[begin Given records]

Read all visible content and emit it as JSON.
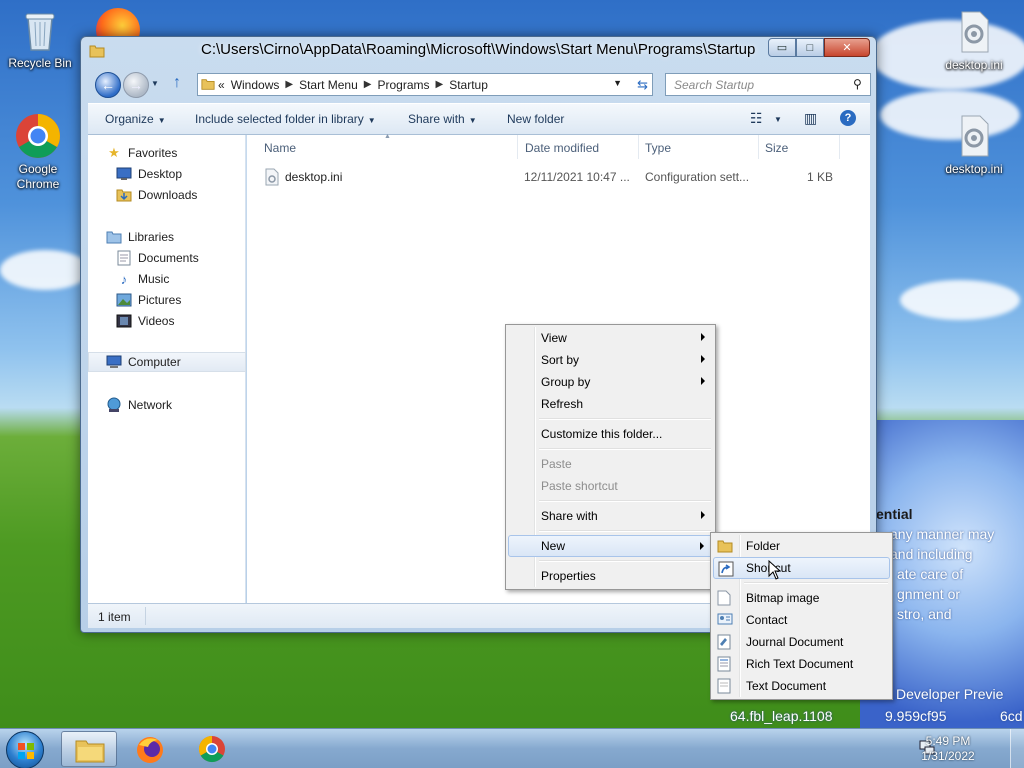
{
  "desktop": {
    "icons": [
      {
        "label": "Recycle Bin"
      },
      {
        "label": "Google Chrome"
      },
      {
        "label": "desktop.ini"
      },
      {
        "label": "desktop.ini"
      }
    ],
    "wallpaper_text": {
      "confidential_heading": "ential",
      "lines": [
        "any manner may",
        "and including",
        "ate care of",
        "gnment or",
        "stro, and"
      ],
      "build_label": "Developer Previe",
      "build_string": "64.fbl_leap.1108",
      "build_string_tail": "9.959cf95",
      "build_string_end": "6cd"
    }
  },
  "explorer": {
    "title_path": "C:\\Users\\Cirno\\AppData\\Roaming\\Microsoft\\Windows\\Start Menu\\Programs\\Startup",
    "window_buttons": {
      "minimize": "▭",
      "maximize": "□",
      "close": "✕"
    },
    "breadcrumbs": [
      "Windows",
      "Start Menu",
      "Programs",
      "Startup"
    ],
    "breadcrumb_prefix": "«",
    "search_placeholder": "Search Startup",
    "toolbar": {
      "organize": "Organize",
      "include_library": "Include selected folder in library",
      "share_with": "Share with",
      "new_folder": "New folder"
    },
    "nav_pane": {
      "favorites": "Favorites",
      "desktop": "Desktop",
      "downloads": "Downloads",
      "libraries": "Libraries",
      "documents": "Documents",
      "music": "Music",
      "pictures": "Pictures",
      "videos": "Videos",
      "computer": "Computer",
      "network": "Network"
    },
    "columns": {
      "name": "Name",
      "date_modified": "Date modified",
      "type": "Type",
      "size": "Size"
    },
    "files": [
      {
        "name": "desktop.ini",
        "date_modified": "12/11/2021 10:47 ...",
        "type": "Configuration sett...",
        "size": "1 KB"
      }
    ],
    "status": "1 item"
  },
  "context_menu": {
    "view": "View",
    "sort_by": "Sort by",
    "group_by": "Group by",
    "refresh": "Refresh",
    "customize": "Customize this folder...",
    "paste": "Paste",
    "paste_shortcut": "Paste shortcut",
    "share_with": "Share with",
    "new": "New",
    "properties": "Properties"
  },
  "new_submenu": {
    "folder": "Folder",
    "shortcut": "Shortcut",
    "bitmap": "Bitmap image",
    "contact": "Contact",
    "journal": "Journal Document",
    "rtf": "Rich Text Document",
    "text": "Text Document"
  },
  "taskbar": {
    "time": "5:49 PM",
    "date": "1/31/2022"
  },
  "colors": {
    "accent": "#1e395b",
    "highlight": "#dae6f6"
  }
}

[end Given records]

== Task objective ==
Write out the entries above word for word. Do not include the pictures.

== Response to this exercise ==
Read all visible content and emit it as JSON.
{
  "desktop": {
    "icons": [
      {
        "label": "Recycle Bin"
      },
      {
        "label": "Google Chrome"
      },
      {
        "label": "desktop.ini"
      },
      {
        "label": "desktop.ini"
      }
    ],
    "wallpaper_text": {
      "confidential_heading": "ential",
      "lines": [
        "any manner may",
        "and including",
        "ate care of",
        "gnment or",
        "stro, and"
      ],
      "build_label": "Developer Previe",
      "build_string": "64.fbl_leap.1108",
      "build_string_tail": "9.959cf95",
      "build_string_end": "6cd"
    }
  },
  "explorer": {
    "title_path": "C:\\Users\\Cirno\\AppData\\Roaming\\Microsoft\\Windows\\Start Menu\\Programs\\Startup",
    "window_buttons": {
      "minimize": "▭",
      "maximize": "□",
      "close": "✕"
    },
    "breadcrumbs": [
      "Windows",
      "Start Menu",
      "Programs",
      "Startup"
    ],
    "breadcrumb_prefix": "«",
    "search_placeholder": "Search Startup",
    "toolbar": {
      "organize": "Organize",
      "include_library": "Include selected folder in library",
      "share_with": "Share with",
      "new_folder": "New folder"
    },
    "nav_pane": {
      "favorites": "Favorites",
      "desktop": "Desktop",
      "downloads": "Downloads",
      "libraries": "Libraries",
      "documents": "Documents",
      "music": "Music",
      "pictures": "Pictures",
      "videos": "Videos",
      "computer": "Computer",
      "network": "Network"
    },
    "columns": {
      "name": "Name",
      "date_modified": "Date modified",
      "type": "Type",
      "size": "Size"
    },
    "files": [
      {
        "name": "desktop.ini",
        "date_modified": "12/11/2021 10:47 ...",
        "type": "Configuration sett...",
        "size": "1 KB"
      }
    ],
    "status": "1 item"
  },
  "context_menu": {
    "view": "View",
    "sort_by": "Sort by",
    "group_by": "Group by",
    "refresh": "Refresh",
    "customize": "Customize this folder...",
    "paste": "Paste",
    "paste_shortcut": "Paste shortcut",
    "share_with": "Share with",
    "new": "New",
    "properties": "Properties"
  },
  "new_submenu": {
    "folder": "Folder",
    "shortcut": "Shortcut",
    "bitmap": "Bitmap image",
    "contact": "Contact",
    "journal": "Journal Document",
    "rtf": "Rich Text Document",
    "text": "Text Document"
  },
  "taskbar": {
    "time": "5:49 PM",
    "date": "1/31/2022"
  },
  "colors": {
    "accent": "#1e395b",
    "highlight": "#dae6f6"
  }
}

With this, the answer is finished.